» What needs to be done: Find every line with the word "saving". Copy those lines.

» Data supplied:
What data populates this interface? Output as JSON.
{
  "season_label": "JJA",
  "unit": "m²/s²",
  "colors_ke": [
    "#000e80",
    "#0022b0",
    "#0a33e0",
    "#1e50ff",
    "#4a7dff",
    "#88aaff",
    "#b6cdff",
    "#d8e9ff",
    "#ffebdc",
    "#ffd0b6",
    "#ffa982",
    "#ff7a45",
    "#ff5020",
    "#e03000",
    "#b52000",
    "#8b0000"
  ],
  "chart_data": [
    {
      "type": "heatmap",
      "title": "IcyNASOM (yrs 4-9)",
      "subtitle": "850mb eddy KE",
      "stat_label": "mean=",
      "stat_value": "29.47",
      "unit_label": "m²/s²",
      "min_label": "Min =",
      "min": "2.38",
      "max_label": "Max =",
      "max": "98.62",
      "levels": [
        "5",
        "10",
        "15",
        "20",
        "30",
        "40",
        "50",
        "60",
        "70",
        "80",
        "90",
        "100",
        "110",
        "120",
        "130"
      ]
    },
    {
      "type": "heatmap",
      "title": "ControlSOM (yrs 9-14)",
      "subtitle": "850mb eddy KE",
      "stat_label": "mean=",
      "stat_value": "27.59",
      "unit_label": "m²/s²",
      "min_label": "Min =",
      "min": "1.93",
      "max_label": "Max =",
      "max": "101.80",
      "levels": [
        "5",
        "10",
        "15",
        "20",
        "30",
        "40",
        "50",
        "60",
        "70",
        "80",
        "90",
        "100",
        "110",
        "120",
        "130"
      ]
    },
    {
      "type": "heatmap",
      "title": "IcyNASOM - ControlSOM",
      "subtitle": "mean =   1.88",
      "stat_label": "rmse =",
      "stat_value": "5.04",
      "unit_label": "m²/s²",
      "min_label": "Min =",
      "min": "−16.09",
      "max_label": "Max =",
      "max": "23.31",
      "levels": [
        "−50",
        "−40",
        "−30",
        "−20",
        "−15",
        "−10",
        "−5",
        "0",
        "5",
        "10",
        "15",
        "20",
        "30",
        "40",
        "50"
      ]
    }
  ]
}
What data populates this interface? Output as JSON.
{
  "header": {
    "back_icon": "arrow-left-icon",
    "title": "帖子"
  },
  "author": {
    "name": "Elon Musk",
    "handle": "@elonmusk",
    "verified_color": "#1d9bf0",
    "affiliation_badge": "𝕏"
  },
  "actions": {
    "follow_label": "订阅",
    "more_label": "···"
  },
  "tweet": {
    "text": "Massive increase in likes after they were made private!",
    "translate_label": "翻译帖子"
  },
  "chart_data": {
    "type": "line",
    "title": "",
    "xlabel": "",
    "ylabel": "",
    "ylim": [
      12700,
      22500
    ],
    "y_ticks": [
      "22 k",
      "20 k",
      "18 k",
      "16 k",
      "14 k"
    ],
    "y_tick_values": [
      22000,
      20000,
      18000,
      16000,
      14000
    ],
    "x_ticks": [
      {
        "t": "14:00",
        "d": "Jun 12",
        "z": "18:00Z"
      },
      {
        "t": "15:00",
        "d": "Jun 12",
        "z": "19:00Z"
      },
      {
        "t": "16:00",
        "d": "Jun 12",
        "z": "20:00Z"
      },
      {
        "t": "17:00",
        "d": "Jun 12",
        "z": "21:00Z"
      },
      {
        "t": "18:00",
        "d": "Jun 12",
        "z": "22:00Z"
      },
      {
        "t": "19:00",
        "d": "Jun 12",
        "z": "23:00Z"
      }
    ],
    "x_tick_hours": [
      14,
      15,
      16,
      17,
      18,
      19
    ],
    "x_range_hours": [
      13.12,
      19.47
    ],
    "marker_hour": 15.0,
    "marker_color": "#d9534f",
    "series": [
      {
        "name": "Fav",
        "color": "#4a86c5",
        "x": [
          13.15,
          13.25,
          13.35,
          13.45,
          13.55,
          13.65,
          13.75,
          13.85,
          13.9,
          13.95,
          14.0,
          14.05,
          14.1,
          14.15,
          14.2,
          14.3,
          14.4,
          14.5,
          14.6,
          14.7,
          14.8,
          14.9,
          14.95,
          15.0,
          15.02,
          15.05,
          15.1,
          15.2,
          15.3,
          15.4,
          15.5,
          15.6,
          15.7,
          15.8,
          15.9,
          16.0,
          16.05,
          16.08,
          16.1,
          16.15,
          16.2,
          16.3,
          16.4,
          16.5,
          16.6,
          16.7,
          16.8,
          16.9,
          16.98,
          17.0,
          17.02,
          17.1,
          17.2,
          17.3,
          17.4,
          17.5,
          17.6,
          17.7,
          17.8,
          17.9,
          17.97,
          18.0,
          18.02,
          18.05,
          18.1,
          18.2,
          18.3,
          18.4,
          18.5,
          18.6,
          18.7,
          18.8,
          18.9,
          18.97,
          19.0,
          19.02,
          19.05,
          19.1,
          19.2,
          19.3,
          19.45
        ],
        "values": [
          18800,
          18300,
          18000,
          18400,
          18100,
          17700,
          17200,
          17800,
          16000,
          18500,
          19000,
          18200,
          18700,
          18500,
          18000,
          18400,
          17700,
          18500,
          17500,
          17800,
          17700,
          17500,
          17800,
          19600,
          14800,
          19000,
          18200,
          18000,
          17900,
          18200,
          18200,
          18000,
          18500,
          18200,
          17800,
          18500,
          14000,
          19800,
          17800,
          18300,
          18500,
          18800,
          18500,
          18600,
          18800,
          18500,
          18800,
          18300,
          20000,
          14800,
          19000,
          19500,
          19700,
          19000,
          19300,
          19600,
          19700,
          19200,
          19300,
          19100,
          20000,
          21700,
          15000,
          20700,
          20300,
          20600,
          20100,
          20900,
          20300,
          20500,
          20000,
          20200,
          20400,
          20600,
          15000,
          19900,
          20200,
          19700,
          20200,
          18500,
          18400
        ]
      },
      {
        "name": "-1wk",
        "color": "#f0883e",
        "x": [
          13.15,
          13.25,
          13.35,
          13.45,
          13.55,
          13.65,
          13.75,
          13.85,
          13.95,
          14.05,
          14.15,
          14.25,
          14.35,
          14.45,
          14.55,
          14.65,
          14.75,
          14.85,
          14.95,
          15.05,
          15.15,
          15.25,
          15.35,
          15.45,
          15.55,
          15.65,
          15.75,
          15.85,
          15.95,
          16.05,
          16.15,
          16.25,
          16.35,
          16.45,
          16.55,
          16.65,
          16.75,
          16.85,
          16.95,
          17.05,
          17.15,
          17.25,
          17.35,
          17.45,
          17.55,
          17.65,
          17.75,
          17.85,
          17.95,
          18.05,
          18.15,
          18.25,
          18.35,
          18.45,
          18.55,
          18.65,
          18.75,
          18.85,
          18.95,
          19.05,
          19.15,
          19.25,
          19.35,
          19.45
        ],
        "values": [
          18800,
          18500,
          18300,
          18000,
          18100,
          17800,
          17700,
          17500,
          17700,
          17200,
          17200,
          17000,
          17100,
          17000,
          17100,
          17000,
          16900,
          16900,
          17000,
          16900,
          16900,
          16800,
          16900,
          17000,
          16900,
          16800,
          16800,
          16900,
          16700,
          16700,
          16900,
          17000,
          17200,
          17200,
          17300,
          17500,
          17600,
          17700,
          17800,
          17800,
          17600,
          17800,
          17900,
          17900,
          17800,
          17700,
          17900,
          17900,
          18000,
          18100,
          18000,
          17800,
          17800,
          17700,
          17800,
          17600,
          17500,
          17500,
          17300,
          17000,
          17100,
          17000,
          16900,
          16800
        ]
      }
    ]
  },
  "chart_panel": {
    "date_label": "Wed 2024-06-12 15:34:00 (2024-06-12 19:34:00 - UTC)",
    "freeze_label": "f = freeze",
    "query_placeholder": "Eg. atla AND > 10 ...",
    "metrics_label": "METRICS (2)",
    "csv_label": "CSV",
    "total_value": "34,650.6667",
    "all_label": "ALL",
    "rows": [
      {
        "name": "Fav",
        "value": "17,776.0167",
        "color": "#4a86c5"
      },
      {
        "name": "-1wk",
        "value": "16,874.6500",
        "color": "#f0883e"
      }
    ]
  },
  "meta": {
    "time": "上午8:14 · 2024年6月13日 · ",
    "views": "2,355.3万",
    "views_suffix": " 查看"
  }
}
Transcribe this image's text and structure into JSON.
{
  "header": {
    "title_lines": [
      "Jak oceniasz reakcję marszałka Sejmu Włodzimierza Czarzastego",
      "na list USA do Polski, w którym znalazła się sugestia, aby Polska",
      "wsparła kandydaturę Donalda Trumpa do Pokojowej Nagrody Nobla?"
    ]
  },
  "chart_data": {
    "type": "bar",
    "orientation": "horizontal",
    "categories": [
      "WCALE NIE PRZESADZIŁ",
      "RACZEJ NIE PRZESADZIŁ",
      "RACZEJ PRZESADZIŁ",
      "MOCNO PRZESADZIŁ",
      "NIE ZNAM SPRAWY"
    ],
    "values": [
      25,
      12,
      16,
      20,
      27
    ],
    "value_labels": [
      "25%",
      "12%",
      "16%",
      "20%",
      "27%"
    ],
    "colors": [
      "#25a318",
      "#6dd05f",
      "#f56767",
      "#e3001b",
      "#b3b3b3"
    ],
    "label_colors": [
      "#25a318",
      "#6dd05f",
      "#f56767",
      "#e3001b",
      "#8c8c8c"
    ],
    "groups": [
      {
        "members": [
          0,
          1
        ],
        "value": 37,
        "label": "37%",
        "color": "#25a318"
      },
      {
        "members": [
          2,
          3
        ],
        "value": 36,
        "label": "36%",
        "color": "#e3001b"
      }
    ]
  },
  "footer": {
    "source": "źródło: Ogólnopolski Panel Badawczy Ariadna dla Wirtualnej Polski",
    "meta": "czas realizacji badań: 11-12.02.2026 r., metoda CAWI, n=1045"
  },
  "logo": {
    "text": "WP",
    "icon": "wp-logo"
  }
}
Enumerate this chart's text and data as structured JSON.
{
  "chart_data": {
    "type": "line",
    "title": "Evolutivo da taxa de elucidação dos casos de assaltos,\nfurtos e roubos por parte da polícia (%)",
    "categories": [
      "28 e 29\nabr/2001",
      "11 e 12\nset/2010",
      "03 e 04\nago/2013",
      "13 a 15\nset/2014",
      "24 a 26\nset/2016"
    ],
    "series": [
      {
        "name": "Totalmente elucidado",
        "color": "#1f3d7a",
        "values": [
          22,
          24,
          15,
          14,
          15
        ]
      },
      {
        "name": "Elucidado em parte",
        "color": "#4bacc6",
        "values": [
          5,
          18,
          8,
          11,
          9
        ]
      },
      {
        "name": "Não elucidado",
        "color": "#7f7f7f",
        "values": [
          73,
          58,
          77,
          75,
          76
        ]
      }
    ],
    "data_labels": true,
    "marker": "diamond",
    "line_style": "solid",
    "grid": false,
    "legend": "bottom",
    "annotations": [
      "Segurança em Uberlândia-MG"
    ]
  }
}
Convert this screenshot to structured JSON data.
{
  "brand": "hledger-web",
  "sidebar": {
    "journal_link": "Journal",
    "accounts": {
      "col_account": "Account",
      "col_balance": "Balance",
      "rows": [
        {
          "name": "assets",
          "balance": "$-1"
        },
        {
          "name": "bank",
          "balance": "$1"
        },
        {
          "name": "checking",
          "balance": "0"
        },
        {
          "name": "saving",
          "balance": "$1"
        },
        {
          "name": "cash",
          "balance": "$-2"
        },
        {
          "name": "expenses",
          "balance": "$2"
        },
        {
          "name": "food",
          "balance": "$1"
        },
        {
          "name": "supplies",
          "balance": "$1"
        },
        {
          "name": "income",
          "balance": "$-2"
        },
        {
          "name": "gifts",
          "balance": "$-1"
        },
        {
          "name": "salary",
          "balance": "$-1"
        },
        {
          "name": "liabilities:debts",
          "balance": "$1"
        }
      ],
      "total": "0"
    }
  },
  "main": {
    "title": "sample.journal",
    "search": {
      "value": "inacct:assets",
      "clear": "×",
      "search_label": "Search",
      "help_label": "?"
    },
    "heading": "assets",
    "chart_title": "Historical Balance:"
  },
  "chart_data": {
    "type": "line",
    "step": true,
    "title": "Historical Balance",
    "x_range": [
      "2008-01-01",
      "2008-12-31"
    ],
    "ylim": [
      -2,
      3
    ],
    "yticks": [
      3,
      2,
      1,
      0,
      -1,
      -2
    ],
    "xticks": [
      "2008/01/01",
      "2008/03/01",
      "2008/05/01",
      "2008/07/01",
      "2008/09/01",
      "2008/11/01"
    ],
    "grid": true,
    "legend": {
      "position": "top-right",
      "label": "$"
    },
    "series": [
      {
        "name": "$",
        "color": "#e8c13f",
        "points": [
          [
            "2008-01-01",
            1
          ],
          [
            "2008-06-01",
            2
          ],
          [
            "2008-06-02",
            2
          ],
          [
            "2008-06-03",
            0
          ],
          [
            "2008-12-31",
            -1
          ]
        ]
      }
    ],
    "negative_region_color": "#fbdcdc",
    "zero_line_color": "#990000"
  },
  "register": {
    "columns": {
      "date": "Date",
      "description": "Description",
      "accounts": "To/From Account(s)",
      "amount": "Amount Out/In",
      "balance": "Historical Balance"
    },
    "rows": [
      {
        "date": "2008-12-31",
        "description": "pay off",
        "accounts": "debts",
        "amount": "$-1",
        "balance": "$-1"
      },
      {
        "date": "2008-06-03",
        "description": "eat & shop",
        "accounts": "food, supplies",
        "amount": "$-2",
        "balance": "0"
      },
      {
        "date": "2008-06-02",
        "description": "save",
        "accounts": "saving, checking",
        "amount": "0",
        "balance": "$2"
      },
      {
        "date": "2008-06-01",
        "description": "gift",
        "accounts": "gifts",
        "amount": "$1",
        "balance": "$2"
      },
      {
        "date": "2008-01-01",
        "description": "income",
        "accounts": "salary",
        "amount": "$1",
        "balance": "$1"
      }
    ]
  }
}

» Solution for this problem:
          "name": "saving",
        "accounts": "saving, checking",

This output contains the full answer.